[Element boundary lines]
•••••

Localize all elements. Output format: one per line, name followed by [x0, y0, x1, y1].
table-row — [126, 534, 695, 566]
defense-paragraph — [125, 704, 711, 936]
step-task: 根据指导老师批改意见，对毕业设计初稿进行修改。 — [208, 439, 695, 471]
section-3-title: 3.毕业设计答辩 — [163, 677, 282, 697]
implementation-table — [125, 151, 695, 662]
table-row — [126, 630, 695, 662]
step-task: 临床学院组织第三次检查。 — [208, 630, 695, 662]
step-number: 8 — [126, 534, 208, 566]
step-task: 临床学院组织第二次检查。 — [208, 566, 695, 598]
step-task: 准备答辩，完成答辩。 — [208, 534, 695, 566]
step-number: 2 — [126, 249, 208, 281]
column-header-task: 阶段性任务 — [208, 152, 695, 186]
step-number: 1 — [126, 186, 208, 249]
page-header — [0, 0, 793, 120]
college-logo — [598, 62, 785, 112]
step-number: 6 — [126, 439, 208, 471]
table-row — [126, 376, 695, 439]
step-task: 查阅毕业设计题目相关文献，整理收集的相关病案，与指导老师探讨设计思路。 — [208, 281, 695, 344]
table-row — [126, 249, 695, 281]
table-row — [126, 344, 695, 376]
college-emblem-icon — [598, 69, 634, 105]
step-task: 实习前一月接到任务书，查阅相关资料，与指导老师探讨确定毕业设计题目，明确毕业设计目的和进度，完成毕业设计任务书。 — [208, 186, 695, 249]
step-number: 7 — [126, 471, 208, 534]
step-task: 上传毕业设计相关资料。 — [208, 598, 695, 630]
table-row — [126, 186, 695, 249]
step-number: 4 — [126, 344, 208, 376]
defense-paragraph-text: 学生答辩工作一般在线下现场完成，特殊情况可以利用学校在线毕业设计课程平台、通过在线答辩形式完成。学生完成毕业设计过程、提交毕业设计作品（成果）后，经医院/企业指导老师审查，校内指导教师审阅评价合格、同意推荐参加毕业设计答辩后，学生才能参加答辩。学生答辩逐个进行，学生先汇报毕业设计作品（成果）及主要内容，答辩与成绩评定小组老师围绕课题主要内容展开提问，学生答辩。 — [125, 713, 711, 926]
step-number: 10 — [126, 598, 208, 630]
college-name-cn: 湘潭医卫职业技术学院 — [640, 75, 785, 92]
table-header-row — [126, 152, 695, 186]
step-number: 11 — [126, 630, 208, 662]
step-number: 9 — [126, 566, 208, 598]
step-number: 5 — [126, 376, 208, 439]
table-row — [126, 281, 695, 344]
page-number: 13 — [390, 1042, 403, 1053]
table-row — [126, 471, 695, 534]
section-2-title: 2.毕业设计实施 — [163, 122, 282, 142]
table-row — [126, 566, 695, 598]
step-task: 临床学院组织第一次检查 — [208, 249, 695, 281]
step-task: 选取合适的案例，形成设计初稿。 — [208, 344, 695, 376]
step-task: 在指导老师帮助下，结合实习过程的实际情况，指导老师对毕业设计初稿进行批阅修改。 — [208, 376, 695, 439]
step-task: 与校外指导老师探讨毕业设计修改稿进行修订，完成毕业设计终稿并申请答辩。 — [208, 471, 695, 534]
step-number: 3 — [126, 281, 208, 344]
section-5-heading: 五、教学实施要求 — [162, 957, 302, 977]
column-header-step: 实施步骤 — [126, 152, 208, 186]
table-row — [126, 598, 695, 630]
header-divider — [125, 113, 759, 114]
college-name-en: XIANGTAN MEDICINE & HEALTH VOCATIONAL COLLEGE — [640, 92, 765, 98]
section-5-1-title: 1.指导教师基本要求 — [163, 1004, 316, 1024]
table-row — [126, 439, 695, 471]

•••••

→ TASK STATEMENT:
Echo every line from the start of the lines above down to the line containing "table-row — [126, 376, 695, 439]", keeping both ends.

→ REPLY:
Localize all elements. Output format: one per line, name followed by [x0, y0, x1, y1].
table-row — [126, 534, 695, 566]
defense-paragraph — [125, 704, 711, 936]
step-task: 根据指导老师批改意见，对毕业设计初稿进行修改。 — [208, 439, 695, 471]
section-3-title: 3.毕业设计答辩 — [163, 677, 282, 697]
implementation-table — [125, 151, 695, 662]
table-row — [126, 630, 695, 662]
step-task: 临床学院组织第三次检查。 — [208, 630, 695, 662]
step-number: 8 — [126, 534, 208, 566]
step-task: 临床学院组织第二次检查。 — [208, 566, 695, 598]
step-task: 准备答辩，完成答辩。 — [208, 534, 695, 566]
step-number: 2 — [126, 249, 208, 281]
column-header-task: 阶段性任务 — [208, 152, 695, 186]
step-number: 1 — [126, 186, 208, 249]
page-header — [0, 0, 793, 120]
college-logo — [598, 62, 785, 112]
step-number: 6 — [126, 439, 208, 471]
table-row — [126, 376, 695, 439]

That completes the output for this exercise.